──────── Information ────────
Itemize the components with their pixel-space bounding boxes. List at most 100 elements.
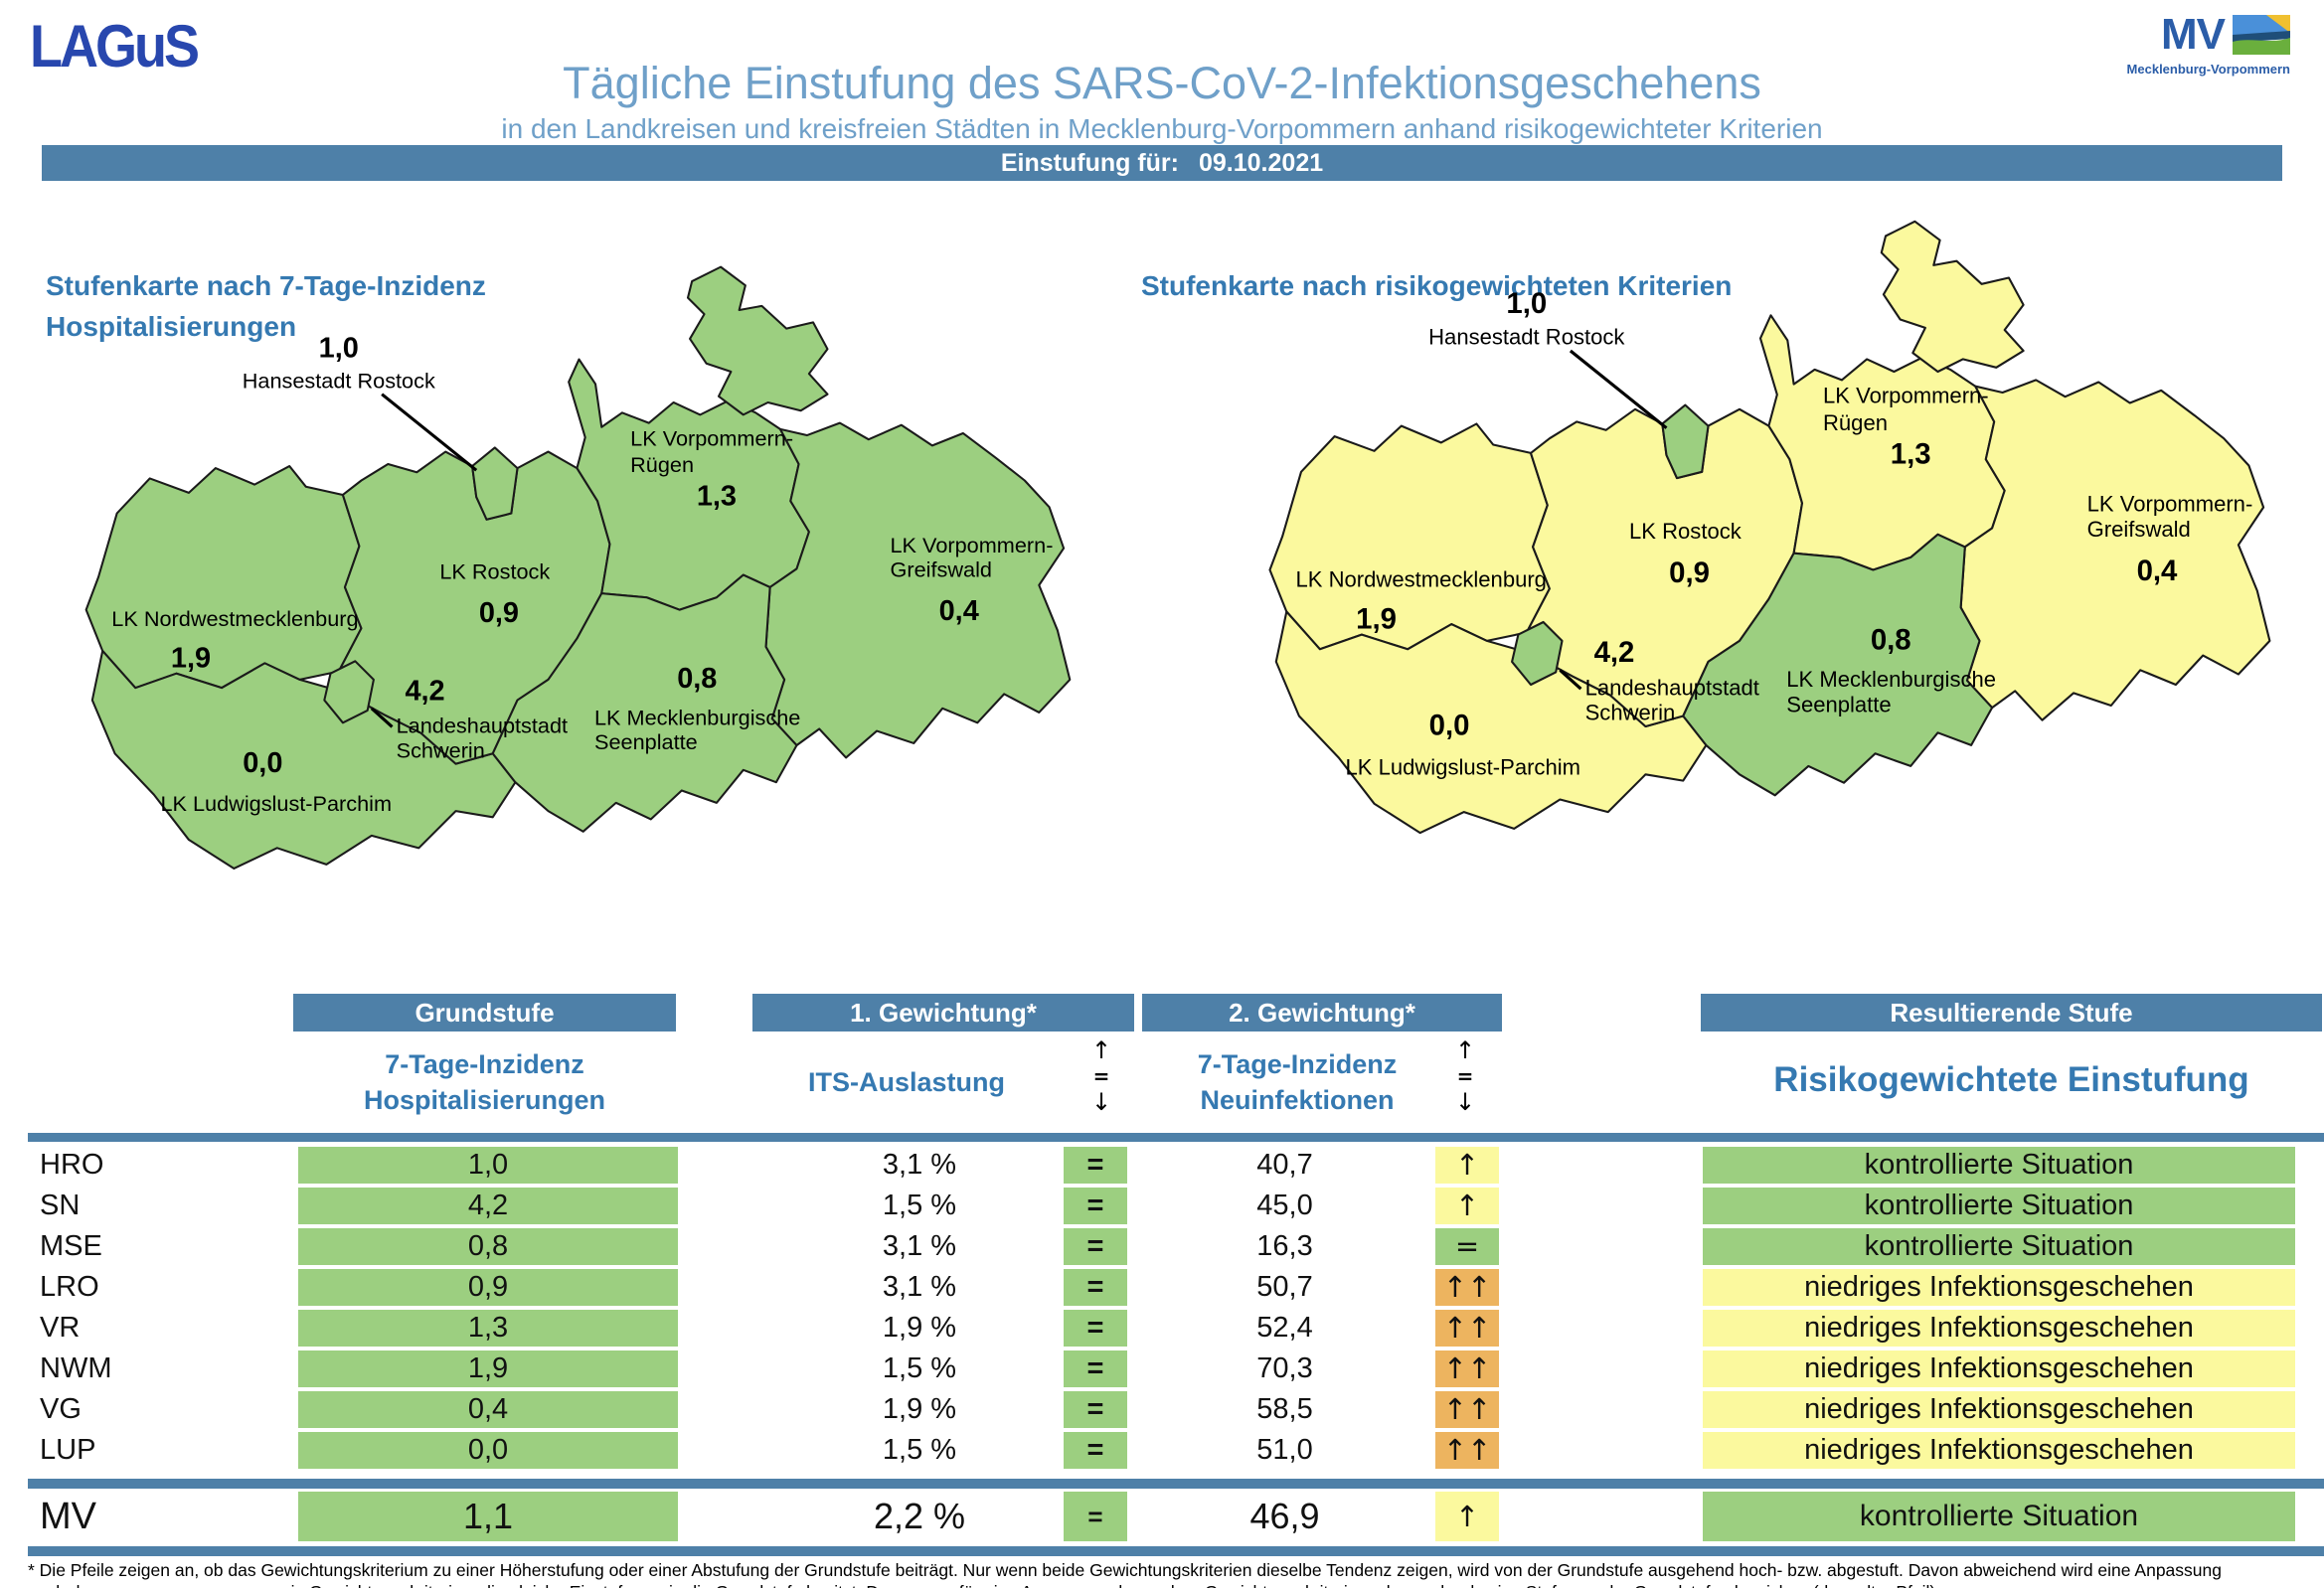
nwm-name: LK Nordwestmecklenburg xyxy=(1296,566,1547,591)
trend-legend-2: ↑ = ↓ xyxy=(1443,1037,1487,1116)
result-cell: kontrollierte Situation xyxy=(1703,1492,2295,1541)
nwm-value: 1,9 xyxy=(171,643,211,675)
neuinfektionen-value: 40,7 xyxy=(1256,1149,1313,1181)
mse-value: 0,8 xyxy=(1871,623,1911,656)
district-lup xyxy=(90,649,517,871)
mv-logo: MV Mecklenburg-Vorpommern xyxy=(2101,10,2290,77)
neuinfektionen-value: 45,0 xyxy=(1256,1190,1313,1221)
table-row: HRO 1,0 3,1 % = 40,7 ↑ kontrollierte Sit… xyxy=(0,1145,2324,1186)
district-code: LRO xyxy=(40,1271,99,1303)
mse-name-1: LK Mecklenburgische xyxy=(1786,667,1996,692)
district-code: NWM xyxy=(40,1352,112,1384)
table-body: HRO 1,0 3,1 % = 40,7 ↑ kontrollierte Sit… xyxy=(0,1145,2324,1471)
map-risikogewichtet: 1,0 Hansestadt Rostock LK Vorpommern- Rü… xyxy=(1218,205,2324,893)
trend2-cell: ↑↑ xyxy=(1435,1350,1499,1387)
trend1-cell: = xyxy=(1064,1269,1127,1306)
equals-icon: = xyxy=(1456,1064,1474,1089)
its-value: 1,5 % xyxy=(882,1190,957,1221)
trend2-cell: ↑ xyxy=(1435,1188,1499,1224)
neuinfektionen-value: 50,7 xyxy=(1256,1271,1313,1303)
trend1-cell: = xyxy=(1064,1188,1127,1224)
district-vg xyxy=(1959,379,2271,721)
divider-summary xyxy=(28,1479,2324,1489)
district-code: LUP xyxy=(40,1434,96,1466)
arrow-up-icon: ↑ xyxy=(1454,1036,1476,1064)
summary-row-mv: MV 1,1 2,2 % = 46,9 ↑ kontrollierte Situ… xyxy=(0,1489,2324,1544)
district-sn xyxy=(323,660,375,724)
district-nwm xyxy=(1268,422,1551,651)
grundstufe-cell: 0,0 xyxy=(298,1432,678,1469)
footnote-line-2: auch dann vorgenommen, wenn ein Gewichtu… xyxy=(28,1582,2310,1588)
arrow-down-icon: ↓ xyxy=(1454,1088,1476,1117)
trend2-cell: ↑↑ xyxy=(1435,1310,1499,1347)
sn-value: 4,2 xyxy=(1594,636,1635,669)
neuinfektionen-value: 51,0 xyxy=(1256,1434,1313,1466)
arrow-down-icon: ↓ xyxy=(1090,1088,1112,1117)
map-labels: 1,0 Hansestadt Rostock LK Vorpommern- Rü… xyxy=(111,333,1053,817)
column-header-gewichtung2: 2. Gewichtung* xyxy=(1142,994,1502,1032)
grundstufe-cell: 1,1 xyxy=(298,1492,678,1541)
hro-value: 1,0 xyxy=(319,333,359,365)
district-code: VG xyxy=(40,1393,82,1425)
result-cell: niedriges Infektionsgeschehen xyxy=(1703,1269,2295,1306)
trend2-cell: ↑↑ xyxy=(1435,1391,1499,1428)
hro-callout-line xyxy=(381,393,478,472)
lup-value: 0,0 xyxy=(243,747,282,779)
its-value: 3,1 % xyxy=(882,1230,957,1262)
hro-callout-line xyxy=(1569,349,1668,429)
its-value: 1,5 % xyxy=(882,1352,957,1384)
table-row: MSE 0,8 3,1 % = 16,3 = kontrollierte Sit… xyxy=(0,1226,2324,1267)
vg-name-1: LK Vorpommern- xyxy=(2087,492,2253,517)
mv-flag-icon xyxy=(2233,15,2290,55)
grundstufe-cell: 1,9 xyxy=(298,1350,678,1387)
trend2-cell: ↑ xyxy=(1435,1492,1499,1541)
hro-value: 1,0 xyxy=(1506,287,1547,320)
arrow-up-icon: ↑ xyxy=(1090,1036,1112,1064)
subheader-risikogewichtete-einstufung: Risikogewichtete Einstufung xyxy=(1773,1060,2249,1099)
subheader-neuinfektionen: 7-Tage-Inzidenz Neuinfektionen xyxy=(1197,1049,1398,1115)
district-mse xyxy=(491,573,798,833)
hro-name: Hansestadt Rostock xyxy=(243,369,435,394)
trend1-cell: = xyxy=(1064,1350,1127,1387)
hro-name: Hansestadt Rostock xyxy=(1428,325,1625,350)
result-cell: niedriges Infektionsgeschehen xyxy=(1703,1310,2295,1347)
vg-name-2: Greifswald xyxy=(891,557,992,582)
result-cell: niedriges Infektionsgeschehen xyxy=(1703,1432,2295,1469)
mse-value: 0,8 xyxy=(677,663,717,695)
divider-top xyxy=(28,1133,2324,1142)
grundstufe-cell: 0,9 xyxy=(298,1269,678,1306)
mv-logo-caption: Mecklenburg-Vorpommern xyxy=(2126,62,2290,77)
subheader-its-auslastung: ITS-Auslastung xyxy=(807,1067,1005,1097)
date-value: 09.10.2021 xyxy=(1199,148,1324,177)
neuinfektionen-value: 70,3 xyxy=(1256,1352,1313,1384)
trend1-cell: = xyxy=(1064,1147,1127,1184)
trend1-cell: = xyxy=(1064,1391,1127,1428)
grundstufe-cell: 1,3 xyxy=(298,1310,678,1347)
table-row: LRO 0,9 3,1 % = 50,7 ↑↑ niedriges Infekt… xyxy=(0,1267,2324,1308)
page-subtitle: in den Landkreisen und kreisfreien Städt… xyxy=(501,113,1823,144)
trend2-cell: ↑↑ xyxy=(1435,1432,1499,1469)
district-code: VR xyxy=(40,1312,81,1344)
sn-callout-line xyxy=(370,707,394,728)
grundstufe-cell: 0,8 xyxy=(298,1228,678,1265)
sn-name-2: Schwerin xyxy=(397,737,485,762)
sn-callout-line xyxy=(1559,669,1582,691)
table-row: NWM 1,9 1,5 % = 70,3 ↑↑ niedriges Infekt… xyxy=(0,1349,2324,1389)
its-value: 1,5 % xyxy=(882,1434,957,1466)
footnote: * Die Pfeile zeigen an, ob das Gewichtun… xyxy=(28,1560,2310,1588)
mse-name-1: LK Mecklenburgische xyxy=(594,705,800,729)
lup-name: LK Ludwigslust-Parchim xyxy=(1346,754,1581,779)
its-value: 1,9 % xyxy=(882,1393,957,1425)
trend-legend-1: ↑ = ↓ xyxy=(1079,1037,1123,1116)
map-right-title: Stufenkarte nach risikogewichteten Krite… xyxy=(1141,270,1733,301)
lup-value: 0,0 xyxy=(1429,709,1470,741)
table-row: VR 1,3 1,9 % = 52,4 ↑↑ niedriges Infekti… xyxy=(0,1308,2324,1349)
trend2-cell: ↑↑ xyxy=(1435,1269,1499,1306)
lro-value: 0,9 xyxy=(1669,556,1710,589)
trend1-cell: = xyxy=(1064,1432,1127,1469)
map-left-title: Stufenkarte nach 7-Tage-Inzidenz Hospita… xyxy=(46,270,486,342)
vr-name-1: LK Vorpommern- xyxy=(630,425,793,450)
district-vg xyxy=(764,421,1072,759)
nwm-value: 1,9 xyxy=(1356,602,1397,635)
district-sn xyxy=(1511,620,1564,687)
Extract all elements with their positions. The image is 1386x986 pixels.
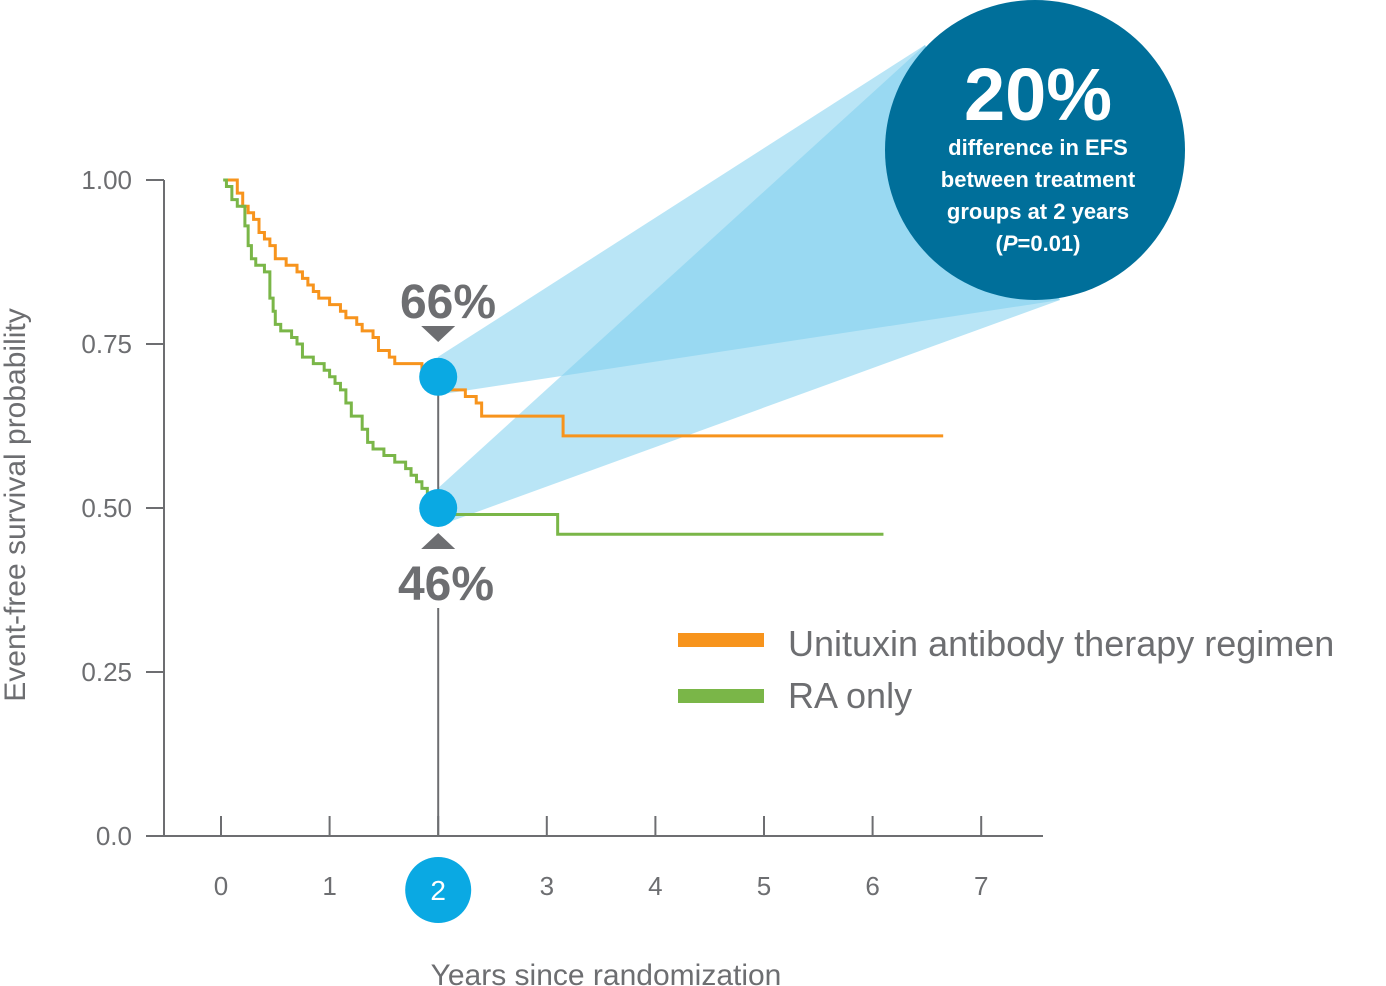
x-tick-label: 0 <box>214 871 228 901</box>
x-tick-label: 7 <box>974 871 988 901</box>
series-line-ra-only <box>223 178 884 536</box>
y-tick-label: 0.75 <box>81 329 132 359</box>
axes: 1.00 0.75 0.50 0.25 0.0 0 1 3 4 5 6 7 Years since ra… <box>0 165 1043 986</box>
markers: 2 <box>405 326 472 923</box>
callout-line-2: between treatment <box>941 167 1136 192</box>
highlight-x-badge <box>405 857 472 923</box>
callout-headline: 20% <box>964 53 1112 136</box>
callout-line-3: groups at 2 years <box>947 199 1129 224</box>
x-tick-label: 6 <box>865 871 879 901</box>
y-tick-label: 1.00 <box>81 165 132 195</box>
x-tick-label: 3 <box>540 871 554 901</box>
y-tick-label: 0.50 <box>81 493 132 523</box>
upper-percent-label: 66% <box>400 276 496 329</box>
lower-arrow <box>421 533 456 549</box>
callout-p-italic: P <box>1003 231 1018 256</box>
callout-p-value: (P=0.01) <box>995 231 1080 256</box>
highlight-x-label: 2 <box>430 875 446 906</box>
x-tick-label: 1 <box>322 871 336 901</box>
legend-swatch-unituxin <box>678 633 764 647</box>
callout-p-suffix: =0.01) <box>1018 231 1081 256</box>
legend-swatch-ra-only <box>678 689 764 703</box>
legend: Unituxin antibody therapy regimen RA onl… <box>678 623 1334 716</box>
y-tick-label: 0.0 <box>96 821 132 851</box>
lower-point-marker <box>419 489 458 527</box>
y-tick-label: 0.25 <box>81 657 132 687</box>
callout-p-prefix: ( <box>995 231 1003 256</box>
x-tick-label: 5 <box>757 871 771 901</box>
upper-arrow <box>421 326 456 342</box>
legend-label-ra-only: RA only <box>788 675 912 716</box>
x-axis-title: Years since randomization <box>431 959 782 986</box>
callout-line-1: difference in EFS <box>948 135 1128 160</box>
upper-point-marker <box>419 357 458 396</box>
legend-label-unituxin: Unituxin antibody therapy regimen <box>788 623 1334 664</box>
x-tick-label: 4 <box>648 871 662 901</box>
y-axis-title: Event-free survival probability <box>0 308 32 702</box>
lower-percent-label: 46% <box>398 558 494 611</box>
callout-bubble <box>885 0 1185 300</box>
────────
Search the entries for the word "down", then copy every line in which it is found.

| Solution to the problem |
arrow-down-icon: ↓ xyxy=(1454,1088,1476,1117)
arrow-down-icon: ↓ xyxy=(1090,1088,1112,1117)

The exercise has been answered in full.